▶ **Task goal**
Write out the listing exactly as it is given.
* * * * * * *
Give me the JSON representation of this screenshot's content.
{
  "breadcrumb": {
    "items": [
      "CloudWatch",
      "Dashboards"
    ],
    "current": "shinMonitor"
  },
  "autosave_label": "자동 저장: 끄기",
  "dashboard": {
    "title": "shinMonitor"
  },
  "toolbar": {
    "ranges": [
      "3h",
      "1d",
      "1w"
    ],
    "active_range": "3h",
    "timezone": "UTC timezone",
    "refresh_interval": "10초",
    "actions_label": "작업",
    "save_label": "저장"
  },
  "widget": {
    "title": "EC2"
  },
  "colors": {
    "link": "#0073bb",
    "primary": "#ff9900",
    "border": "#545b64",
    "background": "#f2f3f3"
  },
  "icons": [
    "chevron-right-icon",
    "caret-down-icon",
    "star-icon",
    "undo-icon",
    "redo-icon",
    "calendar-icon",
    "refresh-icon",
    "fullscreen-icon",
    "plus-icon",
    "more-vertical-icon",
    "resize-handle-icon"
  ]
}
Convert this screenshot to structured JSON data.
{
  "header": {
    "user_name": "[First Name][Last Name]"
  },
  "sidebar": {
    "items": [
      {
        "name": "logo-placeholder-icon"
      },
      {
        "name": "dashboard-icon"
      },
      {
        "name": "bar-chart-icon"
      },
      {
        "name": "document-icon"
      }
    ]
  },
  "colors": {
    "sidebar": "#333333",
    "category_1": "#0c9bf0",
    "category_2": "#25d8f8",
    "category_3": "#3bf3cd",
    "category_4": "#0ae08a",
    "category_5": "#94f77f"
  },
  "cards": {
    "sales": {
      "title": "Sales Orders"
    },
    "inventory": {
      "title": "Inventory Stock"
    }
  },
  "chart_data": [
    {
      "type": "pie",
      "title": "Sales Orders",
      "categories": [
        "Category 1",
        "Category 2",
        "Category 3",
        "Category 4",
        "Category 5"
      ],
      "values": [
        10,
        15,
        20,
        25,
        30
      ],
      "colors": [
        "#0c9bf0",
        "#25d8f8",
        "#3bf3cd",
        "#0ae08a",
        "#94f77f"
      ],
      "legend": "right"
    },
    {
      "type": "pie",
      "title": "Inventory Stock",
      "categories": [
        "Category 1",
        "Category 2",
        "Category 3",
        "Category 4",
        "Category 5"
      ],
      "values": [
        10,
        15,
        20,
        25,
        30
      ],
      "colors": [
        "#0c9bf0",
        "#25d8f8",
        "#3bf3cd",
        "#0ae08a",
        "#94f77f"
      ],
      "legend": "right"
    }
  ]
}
* * * * * * *
▶ **Solution for this task**
Give me the JSON representation of this screenshot's content.
{
  "breadcrumb": {
    "items": [
      "CloudWatch",
      "Dashboards"
    ],
    "current": "shinMonitor"
  },
  "autosave_label": "자동 저장: 끄기",
  "dashboard": {
    "title": "shinMonitor"
  },
  "toolbar": {
    "ranges": [
      "3h",
      "1d",
      "1w"
    ],
    "active_range": "3h",
    "timezone": "UTC timezone",
    "refresh_interval": "10초",
    "actions_label": "작업",
    "save_label": "저장"
  },
  "widget": {
    "title": "EC2"
  },
  "colors": {
    "link": "#0073bb",
    "primary": "#ff9900",
    "border": "#545b64",
    "background": "#f2f3f3"
  },
  "icons": [
    "chevron-right-icon",
    "caret-down-icon",
    "star-icon",
    "undo-icon",
    "redo-icon",
    "calendar-icon",
    "refresh-icon",
    "fullscreen-icon",
    "plus-icon",
    "more-vertical-icon",
    "resize-handle-icon"
  ]
}
Convert this screenshot to structured JSON data.
{
  "header": {
    "user_name": "[First Name][Last Name]"
  },
  "sidebar": {
    "items": [
      {
        "name": "logo-placeholder-icon"
      },
      {
        "name": "dashboard-icon"
      },
      {
        "name": "bar-chart-icon"
      },
      {
        "name": "document-icon"
      }
    ]
  },
  "colors": {
    "sidebar": "#333333",
    "category_1": "#0c9bf0",
    "category_2": "#25d8f8",
    "category_3": "#3bf3cd",
    "category_4": "#0ae08a",
    "category_5": "#94f77f"
  },
  "cards": {
    "sales": {
      "title": "Sales Orders"
    },
    "inventory": {
      "title": "Inventory Stock"
    }
  },
  "chart_data": [
    {
      "type": "pie",
      "title": "Sales Orders",
      "categories": [
        "Category 1",
        "Category 2",
        "Category 3",
        "Category 4",
        "Category 5"
      ],
      "values": [
        10,
        15,
        20,
        25,
        30
      ],
      "colors": [
        "#0c9bf0",
        "#25d8f8",
        "#3bf3cd",
        "#0ae08a",
        "#94f77f"
      ],
      "legend": "right"
    },
    {
      "type": "pie",
      "title": "Inventory Stock",
      "categories": [
        "Category 1",
        "Category 2",
        "Category 3",
        "Category 4",
        "Category 5"
      ],
      "values": [
        10,
        15,
        20,
        25,
        30
      ],
      "colors": [
        "#0c9bf0",
        "#25d8f8",
        "#3bf3cd",
        "#0ae08a",
        "#94f77f"
      ],
      "legend": "right"
    }
  ]
}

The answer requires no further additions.